[Dataset items]

================================

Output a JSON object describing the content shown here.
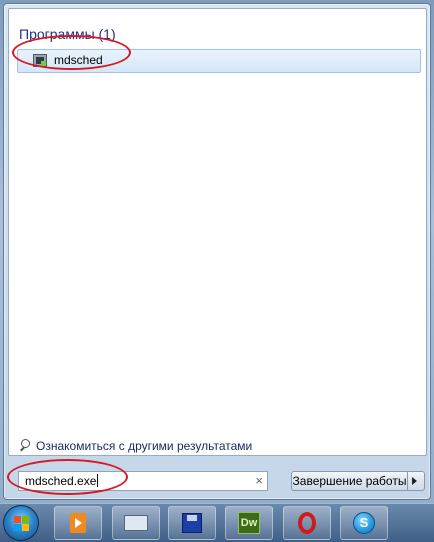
{
  "start_menu": {
    "results_group_title": "Программы (1)",
    "results": [
      {
        "label": "mdsched",
        "icon": "memory-diagnostic-icon"
      }
    ],
    "more_results_link": "Ознакомиться с другими результатами",
    "search": {
      "value": "mdsched.exe",
      "clear_glyph": "×"
    },
    "shutdown_button": "Завершение работы"
  },
  "taskbar": {
    "pinned": [
      {
        "name": "windows-media-player-icon"
      },
      {
        "name": "on-screen-keyboard-icon"
      },
      {
        "name": "floppy-save-icon"
      },
      {
        "name": "dreamweaver-icon",
        "text": "Dw"
      },
      {
        "name": "opera-icon"
      },
      {
        "name": "skype-icon",
        "text": "S"
      }
    ]
  },
  "annotations": {
    "highlight_color": "#d21b23"
  },
  "colors": {
    "header_text": "#1e3287",
    "selected_item_bg": "#d4e6f8",
    "taskbar": "#3f5f86"
  }
}
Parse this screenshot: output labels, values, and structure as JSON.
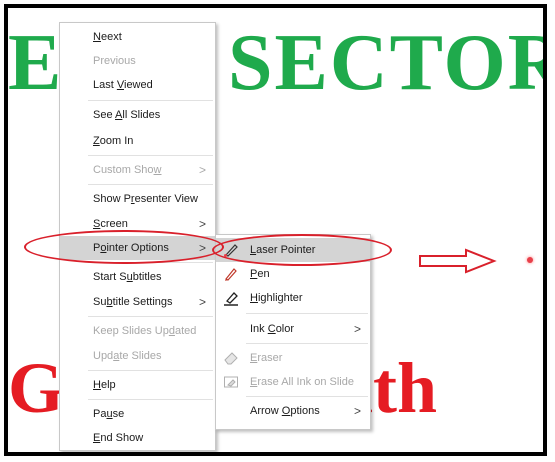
{
  "slide": {
    "title_top_left": "E",
    "title_top_right": "SECTOR",
    "title_bottom_left": "Ge",
    "title_bottom_right": "ith",
    "title_top_color": "#1faa4c",
    "title_bottom_color": "#e51c23",
    "laser_dot_color": "#e8404a"
  },
  "context_menu": {
    "items": [
      {
        "label": "Next",
        "enabled": true
      },
      {
        "label": "Previous",
        "enabled": false
      },
      {
        "label": "Last Viewed",
        "enabled": true
      },
      {
        "label": "See All Slides",
        "enabled": true
      },
      {
        "label": "Zoom In",
        "enabled": true
      },
      {
        "label": "Custom Show",
        "enabled": false,
        "submenu": true
      },
      {
        "label": "Show Presenter View",
        "enabled": true
      },
      {
        "label": "Screen",
        "enabled": true,
        "submenu": true
      },
      {
        "label": "Pointer Options",
        "enabled": true,
        "submenu": true,
        "highlighted": true
      },
      {
        "label": "Start Subtitles",
        "enabled": true
      },
      {
        "label": "Subtitle Settings",
        "enabled": true,
        "submenu": true
      },
      {
        "label": "Keep Slides Updated",
        "enabled": false
      },
      {
        "label": "Update Slides",
        "enabled": false
      },
      {
        "label": "Help",
        "enabled": true
      },
      {
        "label": "Pause",
        "enabled": true
      },
      {
        "label": "End Show",
        "enabled": true
      }
    ]
  },
  "pointer_submenu": {
    "items": [
      {
        "label": "Laser Pointer",
        "icon": "laser-pointer-icon",
        "enabled": true,
        "highlighted": true
      },
      {
        "label": "Pen",
        "icon": "pen-icon",
        "enabled": true
      },
      {
        "label": "Highlighter",
        "icon": "highlighter-icon",
        "enabled": true
      },
      {
        "label": "Ink Color",
        "enabled": true,
        "submenu": true
      },
      {
        "label": "Eraser",
        "icon": "eraser-icon",
        "enabled": false
      },
      {
        "label": "Erase All Ink on Slide",
        "icon": "erase-all-icon",
        "enabled": false
      },
      {
        "label": "Arrow Options",
        "enabled": true,
        "submenu": true
      }
    ]
  },
  "annotation": {
    "arrow": "right-arrow",
    "ellipse_color": "#d9202b"
  }
}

================================

- _Problem to work on_: The answer must consist solely of the number of lines in the entries that contain the word "name".

- _Written answer_: 6